*** Rows ***

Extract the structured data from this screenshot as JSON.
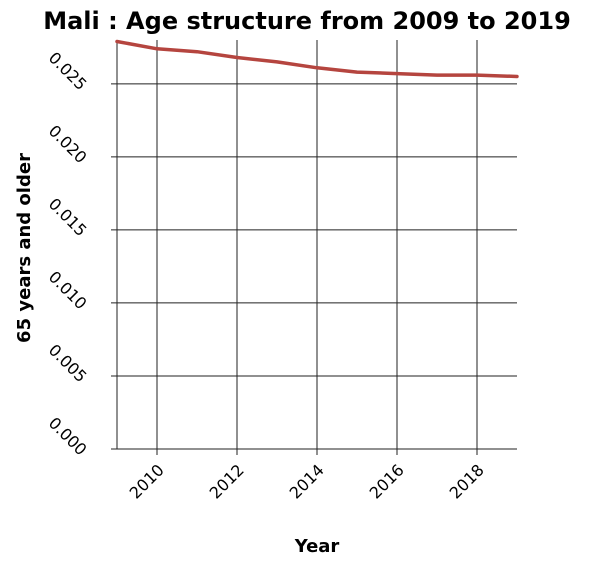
{
  "chart_data": {
    "type": "line",
    "title": "Mali : Age structure from 2009 to 2019",
    "xlabel": "Year",
    "ylabel": "65 years and older",
    "xlim": [
      2009,
      2019
    ],
    "ylim": [
      0,
      0.028
    ],
    "xticks": [
      2010,
      2012,
      2014,
      2016,
      2018
    ],
    "xtick_labels": [
      "2010",
      "2012",
      "2014",
      "2016",
      "2018"
    ],
    "yticks": [
      0,
      0.005,
      0.01,
      0.015,
      0.02,
      0.025
    ],
    "ytick_labels": [
      "0.000",
      "0.005",
      "0.010",
      "0.015",
      "0.020",
      "0.025"
    ],
    "grid": true,
    "series": [
      {
        "color": "#b5453f",
        "x": [
          2009,
          2010,
          2011,
          2012,
          2013,
          2014,
          2015,
          2016,
          2017,
          2018,
          2019
        ],
        "y": [
          0.0279,
          0.0274,
          0.0272,
          0.0268,
          0.0265,
          0.0261,
          0.0258,
          0.0257,
          0.0256,
          0.0256,
          0.0255
        ]
      }
    ]
  }
}
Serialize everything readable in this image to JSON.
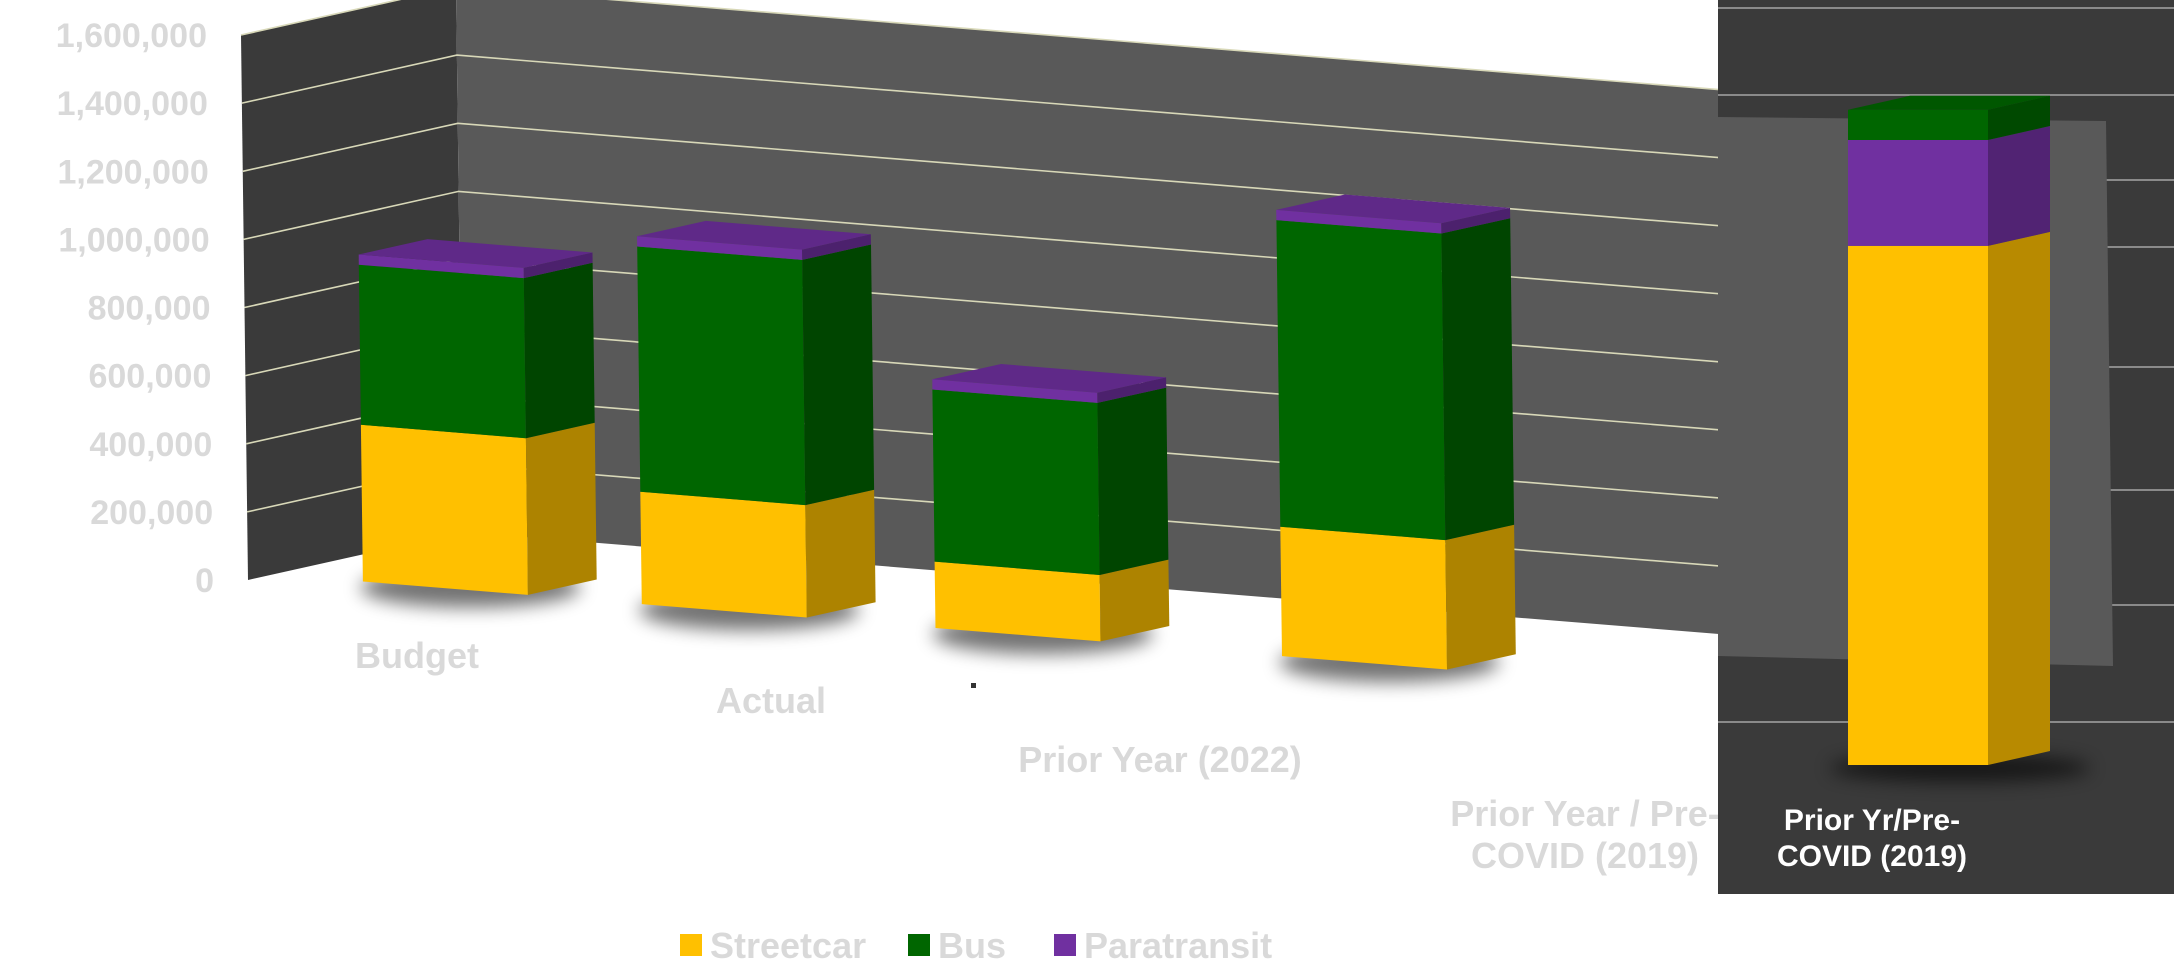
{
  "chart_data": {
    "type": "bar",
    "stacked": true,
    "style": "3d",
    "categories": [
      "Budget",
      "Actual",
      "Prior Year (2022)",
      "Prior Year / Pre-COVID (2019)"
    ],
    "category_label_lines": [
      [
        "Budget"
      ],
      [
        "Actual"
      ],
      [
        "Prior Year (2022)"
      ],
      [
        "Prior Year / Pre-",
        "COVID (2019)"
      ]
    ],
    "series": [
      {
        "name": "Streetcar",
        "color": "#FFC000",
        "values": [
          460000,
          330000,
          195000,
          380000
        ]
      },
      {
        "name": "Bus",
        "color": "#006600",
        "values": [
          470000,
          720000,
          505000,
          900000
        ]
      },
      {
        "name": "Paratransit",
        "color": "#7030A0",
        "values": [
          30000,
          30000,
          30000,
          30000
        ]
      }
    ],
    "ylim": [
      0,
      1600000
    ],
    "yticks": [
      "0",
      "200,000",
      "400,000",
      "600,000",
      "800,000",
      "1,000,000",
      "1,200,000",
      "1,400,000",
      "1,600,000"
    ],
    "grid": true,
    "legend_position": "bottom",
    "colors": {
      "wall": "#595959",
      "side_wall": "#3a3a3a",
      "gridline": "#d8d8b8",
      "text": "#d9d9d9"
    }
  },
  "inset": {
    "label_lines": [
      "Prior Yr/Pre-",
      "COVID (2019)"
    ],
    "values": {
      "Streetcar": 1030000,
      "Paratransit": 210000,
      "Bus": 60000
    },
    "colors": {
      "background": "#3a3a3a",
      "gridline": "#8a8a8a",
      "label": "#ffffff"
    }
  }
}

***

_Work to do:_ Output the lines above in full and exactly as given, omitting any pictures.

_Task response:_
Extract the structured data from this screenshot as JSON.
{
  "chart_data": {
    "type": "line",
    "title": "Mali : Age structure from 2009 to 2019",
    "xlabel": "Year",
    "ylabel": "65 years and older",
    "xlim": [
      2009,
      2019
    ],
    "ylim": [
      0,
      0.028
    ],
    "xticks": [
      2010,
      2012,
      2014,
      2016,
      2018
    ],
    "xtick_labels": [
      "2010",
      "2012",
      "2014",
      "2016",
      "2018"
    ],
    "yticks": [
      0,
      0.005,
      0.01,
      0.015,
      0.02,
      0.025
    ],
    "ytick_labels": [
      "0.000",
      "0.005",
      "0.010",
      "0.015",
      "0.020",
      "0.025"
    ],
    "grid": true,
    "series": [
      {
        "color": "#b5453f",
        "x": [
          2009,
          2010,
          2011,
          2012,
          2013,
          2014,
          2015,
          2016,
          2017,
          2018,
          2019
        ],
        "y": [
          0.0279,
          0.0274,
          0.0272,
          0.0268,
          0.0265,
          0.0261,
          0.0258,
          0.0257,
          0.0256,
          0.0256,
          0.0255
        ]
      }
    ]
  }
}
Serialize everything readable in this image to JSON.
{
  "chart_data": {
    "type": "bar",
    "stacked": true,
    "style": "3d",
    "categories": [
      "Budget",
      "Actual",
      "Prior Year (2022)",
      "Prior Year / Pre-COVID (2019)"
    ],
    "category_label_lines": [
      [
        "Budget"
      ],
      [
        "Actual"
      ],
      [
        "Prior Year (2022)"
      ],
      [
        "Prior Year / Pre-",
        "COVID (2019)"
      ]
    ],
    "series": [
      {
        "name": "Streetcar",
        "color": "#FFC000",
        "values": [
          460000,
          330000,
          195000,
          380000
        ]
      },
      {
        "name": "Bus",
        "color": "#006600",
        "values": [
          470000,
          720000,
          505000,
          900000
        ]
      },
      {
        "name": "Paratransit",
        "color": "#7030A0",
        "values": [
          30000,
          30000,
          30000,
          30000
        ]
      }
    ],
    "ylim": [
      0,
      1600000
    ],
    "yticks": [
      "0",
      "200,000",
      "400,000",
      "600,000",
      "800,000",
      "1,000,000",
      "1,200,000",
      "1,400,000",
      "1,600,000"
    ],
    "grid": true,
    "legend_position": "bottom",
    "colors": {
      "wall": "#595959",
      "side_wall": "#3a3a3a",
      "gridline": "#d8d8b8",
      "text": "#d9d9d9"
    }
  },
  "inset": {
    "label_lines": [
      "Prior Yr/Pre-",
      "COVID (2019)"
    ],
    "values": {
      "Streetcar": 1030000,
      "Paratransit": 210000,
      "Bus": 60000
    },
    "colors": {
      "background": "#3a3a3a",
      "gridline": "#8a8a8a",
      "label": "#ffffff"
    }
  }
}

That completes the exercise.